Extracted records
________________
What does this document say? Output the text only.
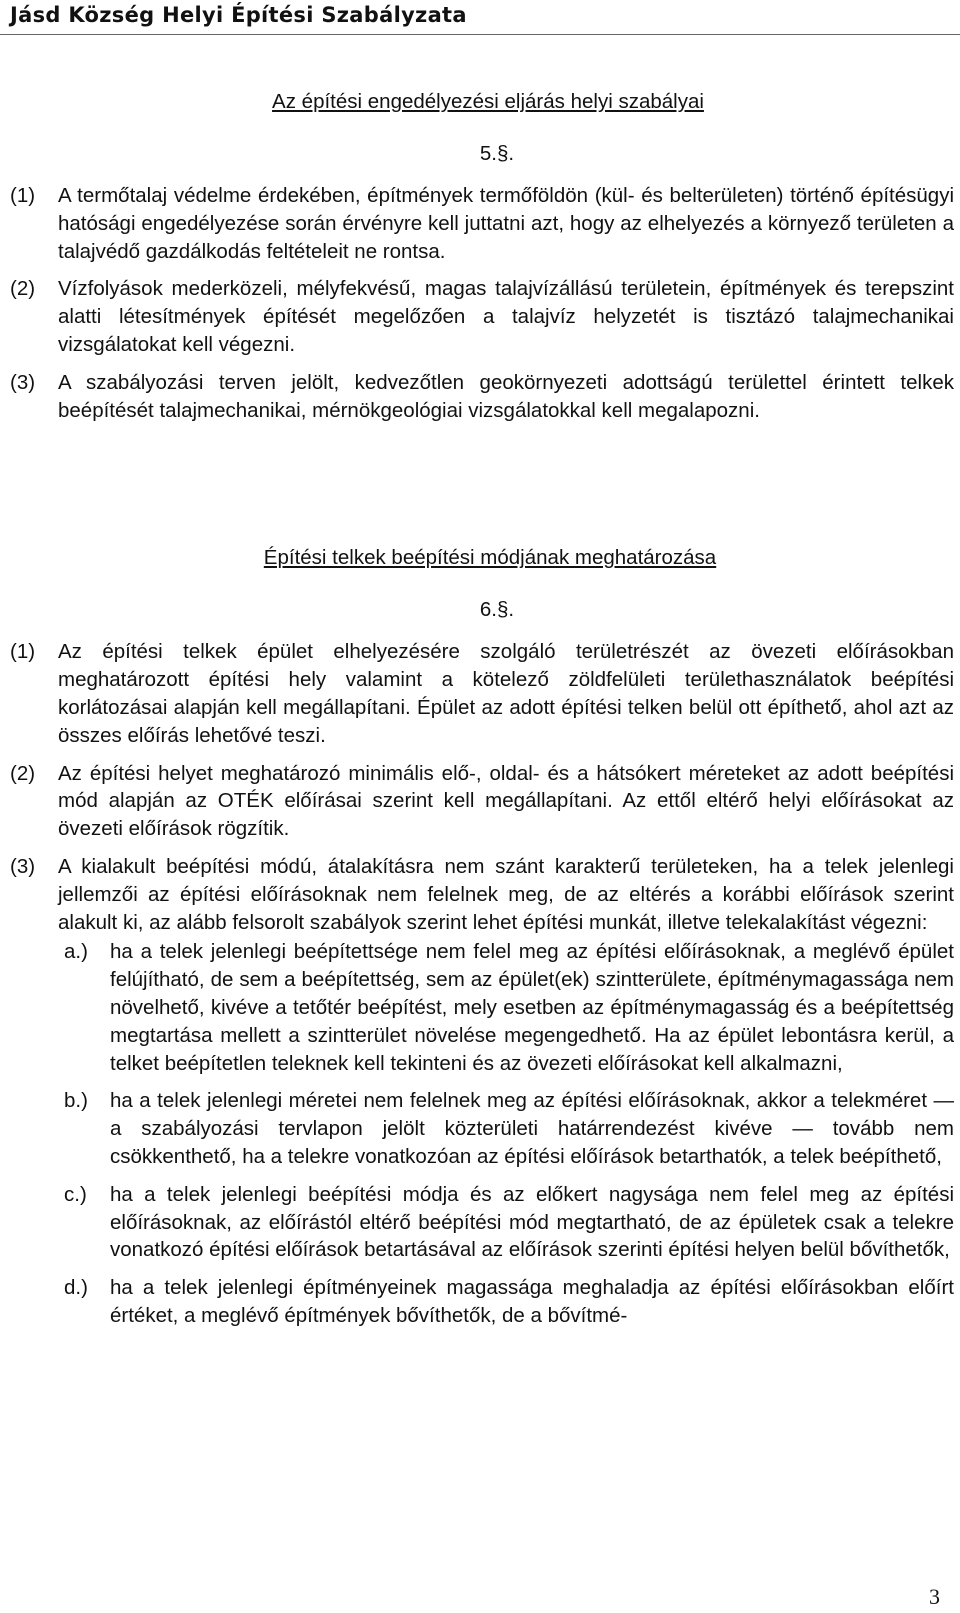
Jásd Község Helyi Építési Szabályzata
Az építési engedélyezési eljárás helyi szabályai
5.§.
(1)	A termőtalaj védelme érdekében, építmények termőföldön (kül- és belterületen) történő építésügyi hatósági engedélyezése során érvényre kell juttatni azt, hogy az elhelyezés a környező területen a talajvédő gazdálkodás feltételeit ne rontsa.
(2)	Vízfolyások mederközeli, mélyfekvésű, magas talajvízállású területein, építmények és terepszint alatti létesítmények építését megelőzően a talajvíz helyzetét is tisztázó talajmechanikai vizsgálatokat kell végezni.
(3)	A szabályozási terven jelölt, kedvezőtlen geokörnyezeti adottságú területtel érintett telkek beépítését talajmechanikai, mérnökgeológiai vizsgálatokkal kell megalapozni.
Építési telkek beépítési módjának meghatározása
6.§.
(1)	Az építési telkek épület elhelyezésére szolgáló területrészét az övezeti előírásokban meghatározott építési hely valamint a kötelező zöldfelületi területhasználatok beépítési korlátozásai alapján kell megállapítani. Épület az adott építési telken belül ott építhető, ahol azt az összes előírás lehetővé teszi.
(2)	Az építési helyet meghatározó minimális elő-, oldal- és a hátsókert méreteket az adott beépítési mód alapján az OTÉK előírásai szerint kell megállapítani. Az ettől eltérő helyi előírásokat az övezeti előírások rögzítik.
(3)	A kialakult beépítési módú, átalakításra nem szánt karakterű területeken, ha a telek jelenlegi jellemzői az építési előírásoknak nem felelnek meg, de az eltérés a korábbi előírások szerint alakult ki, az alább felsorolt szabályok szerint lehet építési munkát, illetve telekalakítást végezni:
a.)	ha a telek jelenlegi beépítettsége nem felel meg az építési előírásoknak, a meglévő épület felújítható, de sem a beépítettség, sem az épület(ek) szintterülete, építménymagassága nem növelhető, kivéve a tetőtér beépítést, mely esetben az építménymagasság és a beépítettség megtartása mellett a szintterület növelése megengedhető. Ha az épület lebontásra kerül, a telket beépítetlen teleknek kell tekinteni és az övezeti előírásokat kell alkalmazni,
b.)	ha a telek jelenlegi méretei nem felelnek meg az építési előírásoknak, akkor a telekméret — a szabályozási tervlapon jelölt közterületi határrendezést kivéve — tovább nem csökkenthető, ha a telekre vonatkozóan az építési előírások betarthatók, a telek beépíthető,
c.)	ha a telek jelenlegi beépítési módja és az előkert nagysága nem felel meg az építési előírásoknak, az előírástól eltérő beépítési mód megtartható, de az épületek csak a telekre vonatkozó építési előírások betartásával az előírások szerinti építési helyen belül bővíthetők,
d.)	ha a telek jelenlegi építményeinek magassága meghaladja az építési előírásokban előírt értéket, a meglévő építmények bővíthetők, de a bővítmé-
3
________________
**Requirements**.
Restate the data above word for word. Do not include the images.

**Full answer**.
What does this document say? Output the text only.
Jásd Község Helyi Építési Szabályzata
Az építési engedélyezési eljárás helyi szabályai
5.§.
(1)	A termőtalaj védelme érdekében, építmények termőföldön (kül- és belterületen) történő építésügyi hatósági engedélyezése során érvényre kell juttatni azt, hogy az elhelyezés a környező területen a talajvédő gazdálkodás feltételeit ne rontsa.
(2)	Vízfolyások mederközeli, mélyfekvésű, magas talajvízállású területein, építmények és terepszint alatti létesítmények építését megelőzően a talajvíz helyzetét is tisztázó talajmechanikai vizsgálatokat kell végezni.
(3)	A szabályozási terven jelölt, kedvezőtlen geokörnyezeti adottságú területtel érintett telkek beépítését talajmechanikai, mérnökgeológiai vizsgálatokkal kell megalapozni.
Építési telkek beépítési módjának meghatározása
6.§.
(1)	Az építési telkek épület elhelyezésére szolgáló területrészét az övezeti előírásokban meghatározott építési hely valamint a kötelező zöldfelületi területhasználatok beépítési korlátozásai alapján kell megállapítani. Épület az adott építési telken belül ott építhető, ahol azt az összes előírás lehetővé teszi.
(2)	Az építési helyet meghatározó minimális elő-, oldal- és a hátsókert méreteket az adott beépítési mód alapján az OTÉK előírásai szerint kell megállapítani. Az ettől eltérő helyi előírásokat az övezeti előírások rögzítik.
(3)	A kialakult beépítési módú, átalakításra nem szánt karakterű területeken, ha a telek jelenlegi jellemzői az építési előírásoknak nem felelnek meg, de az eltérés a korábbi előírások szerint alakult ki, az alább felsorolt szabályok szerint lehet építési munkát, illetve telekalakítást végezni:
a.)	ha a telek jelenlegi beépítettsége nem felel meg az építési előírásoknak, a meglévő épület felújítható, de sem a beépítettség, sem az épület(ek) szintterülete, építménymagassága nem növelhető, kivéve a tetőtér beépítést, mely esetben az építménymagasság és a beépítettség megtartása mellett a szintterület növelése megengedhető. Ha az épület lebontásra kerül, a telket beépítetlen teleknek kell tekinteni és az övezeti előírásokat kell alkalmazni,
b.)	ha a telek jelenlegi méretei nem felelnek meg az építési előírásoknak, akkor a telekméret — a szabályozási tervlapon jelölt közterületi határrendezést kivéve — tovább nem csökkenthető, ha a telekre vonatkozóan az építési előírások betarthatók, a telek beépíthető,
c.)	ha a telek jelenlegi beépítési módja és az előkert nagysága nem felel meg az építési előírásoknak, az előírástól eltérő beépítési mód megtartható, de az épületek csak a telekre vonatkozó építési előírások betartásával az előírások szerinti építési helyen belül bővíthetők,
d.)	ha a telek jelenlegi építményeinek magassága meghaladja az építési előírásokban előírt értéket, a meglévő építmények bővíthetők, de a bővítmé-
3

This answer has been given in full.